■ **Excerpt**:
NEW RELEASE: GILA WILDERNESS POETRY ANTHOLOGY

In honor of the 100th anniversary of the Gila Wilderness, regional writers have
collected poetry, prose and photographs, to express their love of the Gila’s wild
natural beauty. The finished book, Looking to the Mountain: Sacred Lands, Healing
Cultures – A Gila Anthology of Words and Pictures
is now available for you to read and/or download for free.

The Gila Wilderness in southwest New Mexico is the world’s first designated
Wilderness. Established June 3, 1924, it is the remotest section of New Mexico’s
Gila National Forest, which comprises 3.3 million acres of wild, natural beauty.
U.S. Wilderness Areas are defined as “an area where the earth and community of
life are untrammeled by man, where man himself is a visitor who does not
remain.” Camping, hunting and fishing are allowed, but no roads, buildings,
logging, mining, or mechanized vehicles are permitted.

The idea of “wilderness” had long been a dream of conservationist Aldo Leopold
who, as a young man in the early 1900s, was one of the first U.S. Forest Service
rangers in the region. Lessons he learned during his tenure in New Mexico and
Arizona convinced him that some of America’s vast landscape needed to be
preserved from human commodification. Lobbying Congress with elegant essays
and insights, Leopold’s dream was realized with the preservation of the Gila
Wilderness area — a mountainous region of tall trees, majestic canyons and wild
rivers, once home to tribes of Chihene (Apache) people.

In fact, the name Gila comes from the Athabaskan word Xila (pronounced Chee-
lah), meaning ‘Red Clay Hands,’ the name some Chihene gave to their homeland.
Spanish speakers later rendered it as Gila, a homophone that carried the sound
but obscured the origin.

On Sept 13, 2025, several of the Gila Anthology contributors got together at the Black Range Lodge in Kingston, New Mexico, to share their work and celebrate their love of the Gila Wilderness. I was the MC of the event and had such an amazing day.

Here I am at the event with folk poet JOHNNY HUERTA (on right) and Santa Fe poet Josh Robbins (on left)

Thanks to UNM’s Dr. Michelle Kells and her team for making this Gila Anthology come together!

The whole GILA anthology is free to read online and/or download HERE.

3 top 10 poems

in high school, my drama teacher told me that I “march to the beat of a different drummer and that drummer is on a hill several towns away.”

this last year I’ve pushed through my typical self-pitting, sardonic, whiny and short-tempered poetic tendencies to find joy, light, laughter and silliness.

i’m so thankful to have found Jokes Review who continue to appreciate what I’m up to, read for yourself, three new joke poems.

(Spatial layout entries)
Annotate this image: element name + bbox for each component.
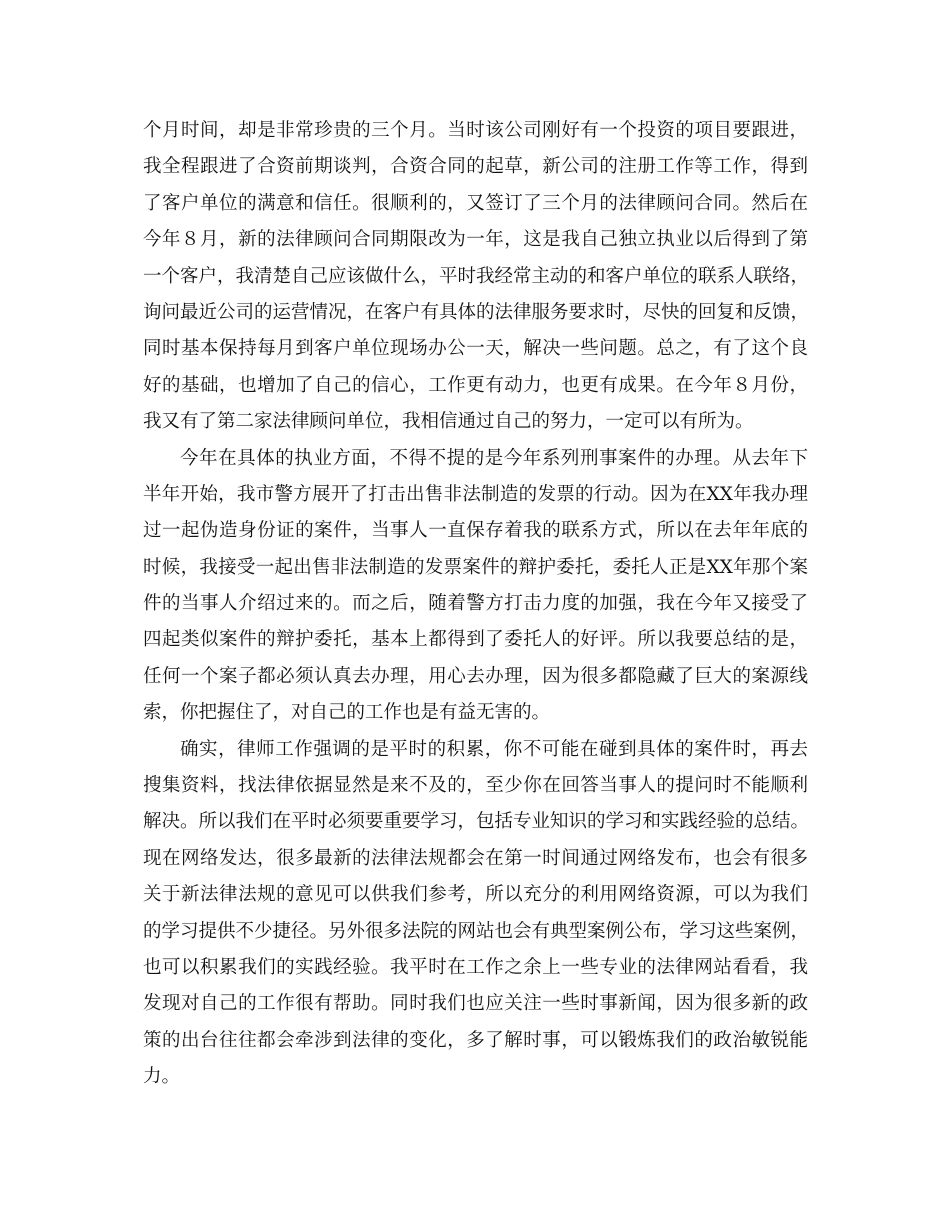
text-line: 发现对自己的工作很有帮助。同时我们也应关注一些时事新闻，因为很多新的政 — [143, 993, 808, 1015]
text-line: 确实，律师工作强调的是平时的积累，你不可能在碰到具体的案件时，再去 — [180, 738, 808, 760]
paragraph-1 — [143, 113, 808, 441]
text-line: 半年开始，我市警方展开了打击出售非法制造的发票的行动。因为在XX年我办理 — [143, 483, 808, 505]
paragraph-2 — [143, 441, 808, 732]
text-line: 过一起伪造身份证的案件，当事人一直保存着我的联系方式，所以在去年年底的 — [143, 520, 808, 542]
text-line: 一个客户，我清楚自己应该做什么，平时我经常主动的和客户单位的联系人联络， — [143, 265, 810, 287]
text-line: 力。 — [143, 1066, 181, 1088]
text-line: 好的基础，也增加了自己的信心，工作更有动力，也更有成果。在今年８月份， — [143, 374, 808, 396]
text-line: 策的出台往往都会牵涉到法律的变化，多了解时事，可以锻炼我们的政治敏锐能 — [143, 1029, 808, 1051]
paragraph-3 — [143, 732, 808, 1096]
text-line: 时候，我接受一起出售非法制造的发票案件的辩护委托，委托人正是XX年那个案 — [143, 556, 808, 578]
text-line: 件的当事人介绍过来的。而之后，随着警方打击力度的加强，我在今年又接受了 — [143, 593, 808, 615]
text-line: 搜集资料，找法律依据显然是来不及的，至少你在回答当事人的提问时不能顺利 — [143, 775, 808, 797]
text-line: 询问最近公司的运营情况，在客户有具体的法律服务要求时，尽快的回复和反馈， — [143, 301, 810, 323]
text-line: 个月时间，却是非常珍贵的三个月。当时该公司刚好有一个投资的项目要跟进， — [143, 120, 808, 141]
document-page — [143, 113, 808, 1096]
text-line: 我全程跟进了合资前期谈判，合资合同的起草，新公司的注册工作等工作，得到 — [143, 156, 808, 178]
text-line: 四起类似案件的辩护委托，基本上都得到了委托人的好评。所以我要总结的是， — [143, 629, 808, 651]
text-line: 今年在具体的执业方面，不得不提的是今年系列刑事案件的办理。从去年下 — [180, 447, 808, 469]
text-line: 任何一个案子都必须认真去办理，用心去办理，因为很多都隐藏了巨大的案源线 — [143, 665, 808, 687]
text-line: 解决。所以我们在平时必须要重要学习，包括专业知识的学习和实践经验的总结。 — [143, 811, 810, 833]
text-line: 现在网络发达，很多最新的法律法规都会在第一时间通过网络发布，也会有很多 — [143, 847, 808, 869]
text-line: 的学习提供不少捷径。另外很多法院的网站也会有典型案例公布，学习这些案例， — [143, 920, 810, 942]
text-line: 索，你把握住了，对自己的工作也是有益无害的。 — [143, 702, 551, 724]
text-line: 我又有了第二家法律顾问单位，我相信通过自己的努力，一定可以有所为。 — [143, 411, 754, 433]
text-line: 了客户单位的满意和信任。很顺利的，又签订了三个月的法律顾问合同。然后在 — [143, 192, 808, 214]
text-line: 关于新法律法规的意见可以供我们参考，所以充分的利用网络资源，可以为我们 — [143, 884, 808, 906]
text-line: 今年８月，新的法律顾问合同期限改为一年，这是我自己独立执业以后得到了第 — [143, 229, 808, 251]
text-line: 同时基本保持每月到客户单位现场办公一天，解决一些问题。总之，有了这个良 — [143, 338, 808, 360]
text-line: 也可以积累我们的实践经验。我平时在工作之余上一些专业的法律网站看看，我 — [143, 956, 808, 978]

■ **Your instructions**: Can you output the Gila Wilderness post word for word, from "Here I am at" up to and including "Anthology come together!"? The listing is separate material and has no connection to the Gila Wilderness post.

■ **Solution**:
Here I am at the event with folk poet JOHNNY HUERTA (on right) and Santa Fe poet Josh Robbins (on left)

Thanks to UNM’s Dr. Michelle Kells and her team for making this Gila Anthology come together!